Task statement: List each line of the data that holds the string "Reflectance".

[Rows from a figure dataset]
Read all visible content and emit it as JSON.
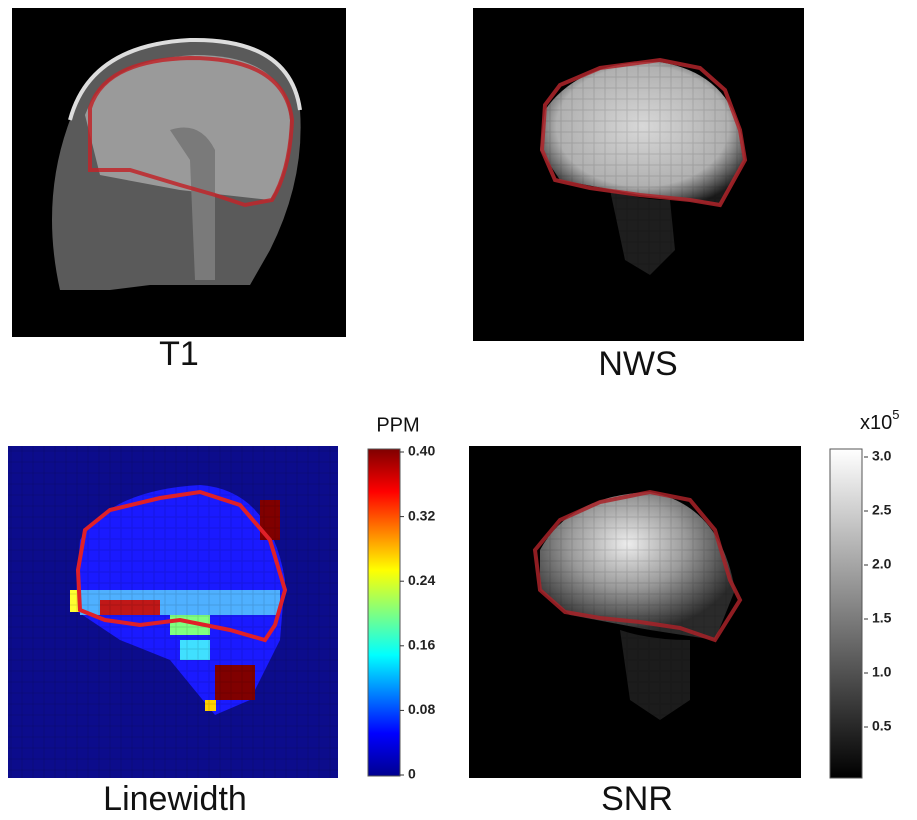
{
  "panels": [
    {
      "label": "T1"
    },
    {
      "label": "NWS"
    },
    {
      "label": "Linewidth"
    },
    {
      "label": "SNR"
    }
  ],
  "colorbars": [
    {
      "title": "PPM",
      "ticks": [
        "0.40",
        "0.32",
        "0.24",
        "0.16",
        "0.08",
        "0"
      ]
    },
    {
      "title": "x10",
      "title_superscript": "5",
      "ticks": [
        "3.0",
        "2.5",
        "2.0",
        "1.5",
        "1.0",
        "0.5"
      ]
    }
  ]
}
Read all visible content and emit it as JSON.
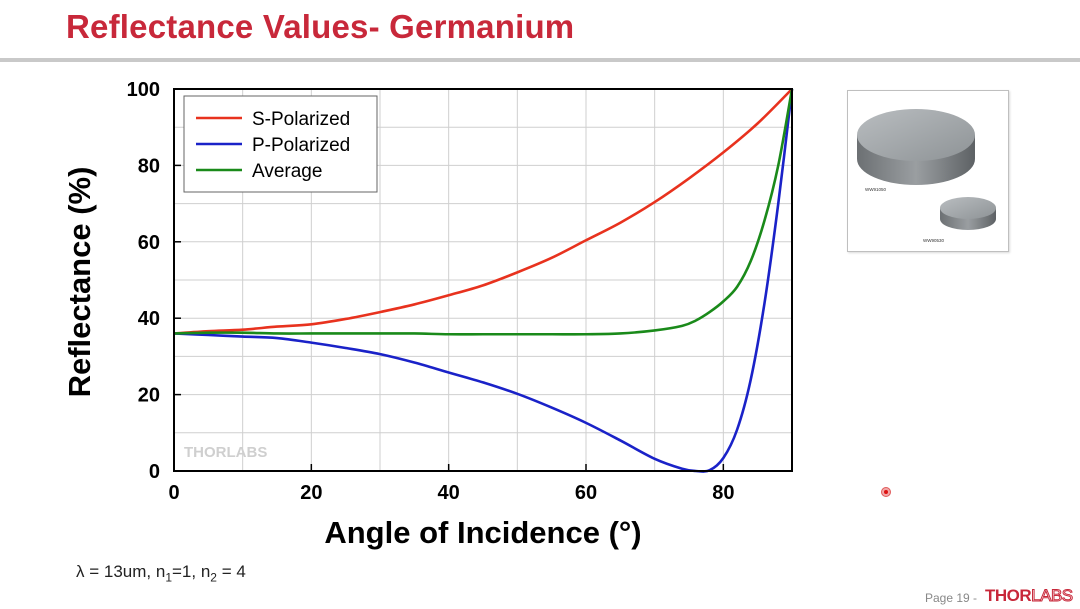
{
  "slide": {
    "title": "Reflectance Values- Germanium",
    "footnote": {
      "lambda": "λ = 13um, n",
      "n1_sub": "1",
      "mid": "=1, n",
      "n2_sub": "2",
      "end": " = 4"
    },
    "page_label": "Page 19 -",
    "logo_thor": "THOR",
    "logo_labs": "LABS",
    "product_image": {
      "large_label": "WW91050",
      "small_label": "WW90530"
    }
  },
  "colors": {
    "s": "#e8321e",
    "p": "#1a22c8",
    "avg": "#1a8a1a",
    "title": "#c8283a"
  },
  "chart_data": {
    "type": "line",
    "xlabel": "Angle of Incidence (°)",
    "ylabel": "Reflectance (%)",
    "xlim": [
      0,
      90
    ],
    "ylim": [
      0,
      100
    ],
    "xticks": [
      0,
      20,
      40,
      60,
      80
    ],
    "yticks": [
      0,
      20,
      40,
      60,
      80,
      100
    ],
    "grid": true,
    "legend_position": "top-left",
    "watermark": "THORLABS",
    "series": [
      {
        "name": "S-Polarized",
        "color": "#e8321e",
        "x": [
          0,
          5,
          10,
          15,
          20,
          25,
          30,
          35,
          40,
          45,
          50,
          55,
          60,
          65,
          70,
          75,
          80,
          85,
          90
        ],
        "y": [
          36,
          36.6,
          37,
          37.8,
          38.4,
          39.8,
          41.6,
          43.6,
          46,
          48.6,
          52,
          55.8,
          60.4,
          65,
          70.4,
          76.6,
          83.4,
          91,
          100
        ]
      },
      {
        "name": "P-Polarized",
        "color": "#1a22c8",
        "x": [
          0,
          5,
          10,
          15,
          20,
          25,
          30,
          35,
          40,
          45,
          50,
          55,
          60,
          65,
          70,
          74,
          76,
          78,
          80,
          82,
          84,
          86,
          88,
          90
        ],
        "y": [
          36,
          35.6,
          35.2,
          34.8,
          33.6,
          32.2,
          30.6,
          28.4,
          25.8,
          23.2,
          20.2,
          16.6,
          12.6,
          8,
          3.2,
          0.6,
          0,
          0.2,
          3.4,
          10.8,
          24,
          44,
          70,
          100
        ]
      },
      {
        "name": "Average",
        "color": "#1a8a1a",
        "x": [
          0,
          5,
          10,
          15,
          20,
          25,
          30,
          35,
          40,
          45,
          50,
          55,
          60,
          65,
          70,
          74,
          76,
          78,
          80,
          82,
          84,
          86,
          88,
          90
        ],
        "y": [
          36,
          36.2,
          36.2,
          36,
          36,
          36,
          36,
          36,
          35.8,
          35.8,
          35.8,
          35.8,
          35.8,
          36,
          36.8,
          38,
          39.4,
          41.6,
          44.4,
          48.2,
          55,
          65.6,
          80,
          100
        ]
      }
    ]
  }
}
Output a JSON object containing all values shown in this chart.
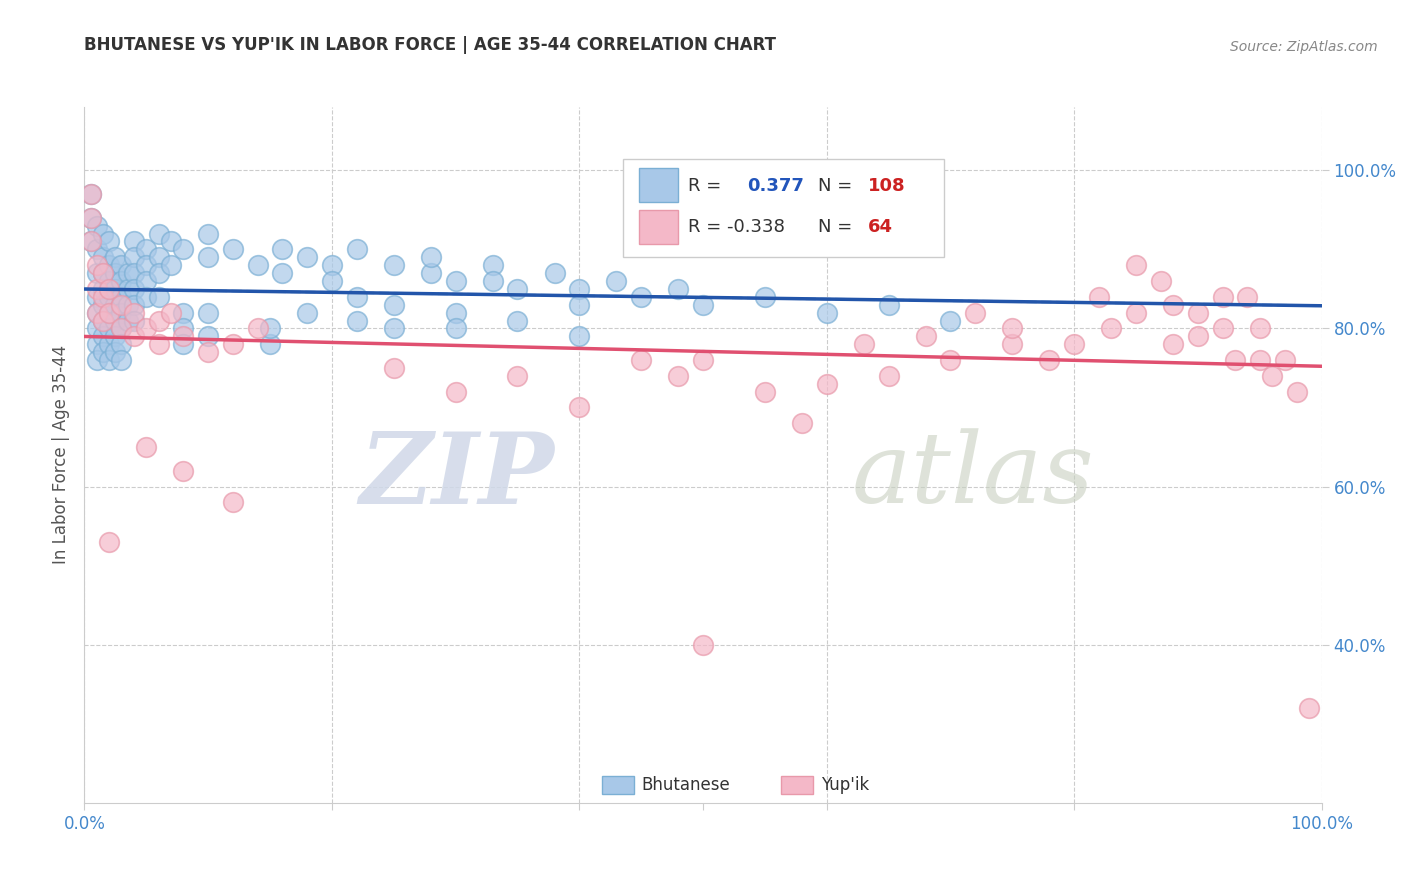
{
  "title": "BHUTANESE VS YUP'IK IN LABOR FORCE | AGE 35-44 CORRELATION CHART",
  "source_text": "Source: ZipAtlas.com",
  "ylabel": "In Labor Force | Age 35-44",
  "xlim": [
    0.0,
    1.0
  ],
  "ylim": [
    0.2,
    1.08
  ],
  "y_tick_positions": [
    0.4,
    0.6,
    0.8,
    1.0
  ],
  "x_tick_positions": [
    0.0,
    0.2,
    0.4,
    0.6,
    0.8,
    1.0
  ],
  "grid_color": "#cccccc",
  "background_color": "#ffffff",
  "watermark_zip": "ZIP",
  "watermark_atlas": "atlas",
  "blue_color": "#a8c8e8",
  "blue_edge_color": "#7bafd4",
  "pink_color": "#f4b8c8",
  "pink_edge_color": "#e899aa",
  "blue_line_color": "#2255aa",
  "pink_line_color": "#e05070",
  "blue_dashed_color": "#99bbdd",
  "tick_label_color": "#4488cc",
  "title_color": "#333333",
  "source_color": "#888888",
  "ylabel_color": "#555555",
  "blue_points": [
    [
      0.005,
      0.97
    ],
    [
      0.005,
      0.94
    ],
    [
      0.005,
      0.91
    ],
    [
      0.01,
      0.93
    ],
    [
      0.01,
      0.9
    ],
    [
      0.01,
      0.87
    ],
    [
      0.01,
      0.84
    ],
    [
      0.01,
      0.82
    ],
    [
      0.01,
      0.8
    ],
    [
      0.01,
      0.78
    ],
    [
      0.01,
      0.76
    ],
    [
      0.015,
      0.92
    ],
    [
      0.015,
      0.89
    ],
    [
      0.015,
      0.87
    ],
    [
      0.015,
      0.85
    ],
    [
      0.015,
      0.83
    ],
    [
      0.015,
      0.81
    ],
    [
      0.015,
      0.79
    ],
    [
      0.015,
      0.77
    ],
    [
      0.02,
      0.91
    ],
    [
      0.02,
      0.88
    ],
    [
      0.02,
      0.86
    ],
    [
      0.02,
      0.84
    ],
    [
      0.02,
      0.82
    ],
    [
      0.02,
      0.8
    ],
    [
      0.02,
      0.78
    ],
    [
      0.02,
      0.76
    ],
    [
      0.025,
      0.89
    ],
    [
      0.025,
      0.87
    ],
    [
      0.025,
      0.85
    ],
    [
      0.025,
      0.83
    ],
    [
      0.025,
      0.81
    ],
    [
      0.025,
      0.79
    ],
    [
      0.025,
      0.77
    ],
    [
      0.03,
      0.88
    ],
    [
      0.03,
      0.86
    ],
    [
      0.03,
      0.84
    ],
    [
      0.03,
      0.82
    ],
    [
      0.03,
      0.8
    ],
    [
      0.03,
      0.78
    ],
    [
      0.03,
      0.76
    ],
    [
      0.035,
      0.87
    ],
    [
      0.035,
      0.85
    ],
    [
      0.035,
      0.83
    ],
    [
      0.035,
      0.81
    ],
    [
      0.04,
      0.91
    ],
    [
      0.04,
      0.89
    ],
    [
      0.04,
      0.87
    ],
    [
      0.04,
      0.85
    ],
    [
      0.04,
      0.83
    ],
    [
      0.04,
      0.81
    ],
    [
      0.05,
      0.9
    ],
    [
      0.05,
      0.88
    ],
    [
      0.05,
      0.86
    ],
    [
      0.05,
      0.84
    ],
    [
      0.06,
      0.89
    ],
    [
      0.06,
      0.87
    ],
    [
      0.06,
      0.92
    ],
    [
      0.07,
      0.91
    ],
    [
      0.07,
      0.88
    ],
    [
      0.08,
      0.9
    ],
    [
      0.1,
      0.89
    ],
    [
      0.1,
      0.92
    ],
    [
      0.12,
      0.9
    ],
    [
      0.14,
      0.88
    ],
    [
      0.16,
      0.9
    ],
    [
      0.16,
      0.87
    ],
    [
      0.18,
      0.89
    ],
    [
      0.2,
      0.88
    ],
    [
      0.2,
      0.86
    ],
    [
      0.22,
      0.9
    ],
    [
      0.25,
      0.88
    ],
    [
      0.28,
      0.87
    ],
    [
      0.28,
      0.89
    ],
    [
      0.3,
      0.86
    ],
    [
      0.33,
      0.88
    ],
    [
      0.33,
      0.86
    ],
    [
      0.35,
      0.85
    ],
    [
      0.38,
      0.87
    ],
    [
      0.4,
      0.85
    ],
    [
      0.4,
      0.83
    ],
    [
      0.43,
      0.86
    ],
    [
      0.45,
      0.84
    ],
    [
      0.48,
      0.85
    ],
    [
      0.5,
      0.83
    ],
    [
      0.55,
      0.84
    ],
    [
      0.6,
      0.82
    ],
    [
      0.65,
      0.83
    ],
    [
      0.7,
      0.81
    ],
    [
      0.18,
      0.82
    ],
    [
      0.22,
      0.84
    ],
    [
      0.22,
      0.81
    ],
    [
      0.25,
      0.83
    ],
    [
      0.25,
      0.8
    ],
    [
      0.3,
      0.82
    ],
    [
      0.3,
      0.8
    ],
    [
      0.35,
      0.81
    ],
    [
      0.4,
      0.79
    ],
    [
      0.15,
      0.78
    ],
    [
      0.15,
      0.8
    ],
    [
      0.1,
      0.82
    ],
    [
      0.1,
      0.79
    ],
    [
      0.06,
      0.84
    ],
    [
      0.08,
      0.82
    ],
    [
      0.08,
      0.8
    ],
    [
      0.08,
      0.78
    ]
  ],
  "pink_points": [
    [
      0.005,
      0.97
    ],
    [
      0.005,
      0.94
    ],
    [
      0.005,
      0.91
    ],
    [
      0.01,
      0.88
    ],
    [
      0.01,
      0.85
    ],
    [
      0.01,
      0.82
    ],
    [
      0.015,
      0.87
    ],
    [
      0.015,
      0.84
    ],
    [
      0.015,
      0.81
    ],
    [
      0.02,
      0.85
    ],
    [
      0.02,
      0.82
    ],
    [
      0.03,
      0.83
    ],
    [
      0.03,
      0.8
    ],
    [
      0.04,
      0.82
    ],
    [
      0.04,
      0.79
    ],
    [
      0.05,
      0.8
    ],
    [
      0.06,
      0.81
    ],
    [
      0.06,
      0.78
    ],
    [
      0.07,
      0.82
    ],
    [
      0.08,
      0.79
    ],
    [
      0.1,
      0.77
    ],
    [
      0.12,
      0.78
    ],
    [
      0.14,
      0.8
    ],
    [
      0.02,
      0.53
    ],
    [
      0.05,
      0.65
    ],
    [
      0.08,
      0.62
    ],
    [
      0.12,
      0.58
    ],
    [
      0.25,
      0.75
    ],
    [
      0.3,
      0.72
    ],
    [
      0.35,
      0.74
    ],
    [
      0.4,
      0.7
    ],
    [
      0.45,
      0.76
    ],
    [
      0.48,
      0.74
    ],
    [
      0.5,
      0.76
    ],
    [
      0.55,
      0.72
    ],
    [
      0.58,
      0.68
    ],
    [
      0.6,
      0.73
    ],
    [
      0.63,
      0.78
    ],
    [
      0.65,
      0.74
    ],
    [
      0.68,
      0.79
    ],
    [
      0.7,
      0.76
    ],
    [
      0.72,
      0.82
    ],
    [
      0.75,
      0.78
    ],
    [
      0.75,
      0.8
    ],
    [
      0.78,
      0.76
    ],
    [
      0.8,
      0.78
    ],
    [
      0.82,
      0.84
    ],
    [
      0.83,
      0.8
    ],
    [
      0.85,
      0.82
    ],
    [
      0.85,
      0.88
    ],
    [
      0.87,
      0.86
    ],
    [
      0.88,
      0.83
    ],
    [
      0.88,
      0.78
    ],
    [
      0.9,
      0.82
    ],
    [
      0.9,
      0.79
    ],
    [
      0.92,
      0.84
    ],
    [
      0.92,
      0.8
    ],
    [
      0.93,
      0.76
    ],
    [
      0.94,
      0.84
    ],
    [
      0.95,
      0.8
    ],
    [
      0.95,
      0.76
    ],
    [
      0.96,
      0.74
    ],
    [
      0.97,
      0.76
    ],
    [
      0.98,
      0.72
    ],
    [
      0.99,
      0.32
    ],
    [
      0.5,
      0.4
    ]
  ],
  "blue_trend_x": [
    0.0,
    1.0
  ],
  "blue_trend_y_start": 0.845,
  "blue_trend_y_end": 0.9,
  "pink_trend_x": [
    0.0,
    1.0
  ],
  "pink_trend_y_start": 0.878,
  "pink_trend_y_end": 0.735
}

Response for this exercise:
    "title": "Reflectance Values- Germanium",
    "ylabel": "Reflectance (%)",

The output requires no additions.